» **EXTRACTED MATERIAL**:
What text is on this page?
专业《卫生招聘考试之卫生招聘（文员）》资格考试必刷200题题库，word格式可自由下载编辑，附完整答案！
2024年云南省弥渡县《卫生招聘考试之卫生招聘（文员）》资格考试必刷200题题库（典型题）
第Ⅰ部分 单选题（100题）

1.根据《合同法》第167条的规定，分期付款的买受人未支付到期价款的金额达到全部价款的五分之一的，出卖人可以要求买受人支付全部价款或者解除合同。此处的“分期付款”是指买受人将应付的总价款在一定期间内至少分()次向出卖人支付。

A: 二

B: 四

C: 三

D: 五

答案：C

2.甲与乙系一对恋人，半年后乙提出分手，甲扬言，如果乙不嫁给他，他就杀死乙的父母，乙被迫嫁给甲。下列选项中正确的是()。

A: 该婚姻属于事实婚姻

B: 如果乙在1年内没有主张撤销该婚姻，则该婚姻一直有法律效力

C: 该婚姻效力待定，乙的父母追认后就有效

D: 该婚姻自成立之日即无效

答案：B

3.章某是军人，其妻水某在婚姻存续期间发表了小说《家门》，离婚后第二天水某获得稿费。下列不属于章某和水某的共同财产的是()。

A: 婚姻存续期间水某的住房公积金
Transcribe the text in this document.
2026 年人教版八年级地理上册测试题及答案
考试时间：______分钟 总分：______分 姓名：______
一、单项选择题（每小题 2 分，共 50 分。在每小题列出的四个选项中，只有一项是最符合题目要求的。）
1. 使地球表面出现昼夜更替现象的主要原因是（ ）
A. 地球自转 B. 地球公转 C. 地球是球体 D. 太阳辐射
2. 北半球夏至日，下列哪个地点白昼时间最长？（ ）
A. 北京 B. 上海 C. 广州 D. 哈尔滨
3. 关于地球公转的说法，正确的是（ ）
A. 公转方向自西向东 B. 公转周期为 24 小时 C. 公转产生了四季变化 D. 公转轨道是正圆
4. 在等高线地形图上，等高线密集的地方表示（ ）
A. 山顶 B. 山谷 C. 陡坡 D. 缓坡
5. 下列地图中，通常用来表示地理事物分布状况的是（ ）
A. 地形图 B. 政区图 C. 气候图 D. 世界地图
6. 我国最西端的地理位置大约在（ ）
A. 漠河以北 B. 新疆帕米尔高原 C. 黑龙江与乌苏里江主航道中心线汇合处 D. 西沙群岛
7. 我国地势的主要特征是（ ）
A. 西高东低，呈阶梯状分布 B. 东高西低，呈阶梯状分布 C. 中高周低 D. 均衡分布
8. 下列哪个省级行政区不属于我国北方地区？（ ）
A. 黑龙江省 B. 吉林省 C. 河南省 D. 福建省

» **EXERCISE DESCRIPTION**: Reproduce every line above without error.

» **WRITTEN RESPONSE**:
What text is on this page?
专业《卫生招聘考试之卫生招聘（文员）》资格考试必刷200题题库，word格式可自由下载编辑，附完整答案！
2024年云南省弥渡县《卫生招聘考试之卫生招聘（文员）》资格考试必刷200题题库（典型题）
第Ⅰ部分 单选题（100题）

1.根据《合同法》第167条的规定，分期付款的买受人未支付到期价款的金额达到全部价款的五分之一的，出卖人可以要求买受人支付全部价款或者解除合同。此处的“分期付款”是指买受人将应付的总价款在一定期间内至少分()次向出卖人支付。

A: 二

B: 四

C: 三

D: 五

答案：C

2.甲与乙系一对恋人，半年后乙提出分手，甲扬言，如果乙不嫁给他，他就杀死乙的父母，乙被迫嫁给甲。下列选项中正确的是()。

A: 该婚姻属于事实婚姻

B: 如果乙在1年内没有主张撤销该婚姻，则该婚姻一直有法律效力

C: 该婚姻效力待定，乙的父母追认后就有效

D: 该婚姻自成立之日即无效

答案：B

3.章某是军人，其妻水某在婚姻存续期间发表了小说《家门》，离婚后第二天水某获得稿费。下列不属于章某和水某的共同财产的是()。

A: 婚姻存续期间水某的住房公积金
Transcribe the text in this document.
2026 年人教版八年级地理上册测试题及答案
考试时间：______分钟 总分：______分 姓名：______
一、单项选择题（每小题 2 分，共 50 分。在每小题列出的四个选项中，只有一项是最符合题目要求的。）
1. 使地球表面出现昼夜更替现象的主要原因是（ ）
A. 地球自转 B. 地球公转 C. 地球是球体 D. 太阳辐射
2. 北半球夏至日，下列哪个地点白昼时间最长？（ ）
A. 北京 B. 上海 C. 广州 D. 哈尔滨
3. 关于地球公转的说法，正确的是（ ）
A. 公转方向自西向东 B. 公转周期为 24 小时 C. 公转产生了四季变化 D. 公转轨道是正圆
4. 在等高线地形图上，等高线密集的地方表示（ ）
A. 山顶 B. 山谷 C. 陡坡 D. 缓坡
5. 下列地图中，通常用来表示地理事物分布状况的是（ ）
A. 地形图 B. 政区图 C. 气候图 D. 世界地图
6. 我国最西端的地理位置大约在（ ）
A. 漠河以北 B. 新疆帕米尔高原 C. 黑龙江与乌苏里江主航道中心线汇合处 D. 西沙群岛
7. 我国地势的主要特征是（ ）
A. 西高东低，呈阶梯状分布 B. 东高西低，呈阶梯状分布 C. 中高周低 D. 均衡分布
8. 下列哪个省级行政区不属于我国北方地区？（ ）
A. 黑龙江省 B. 吉林省 C. 河南省 D. 福建省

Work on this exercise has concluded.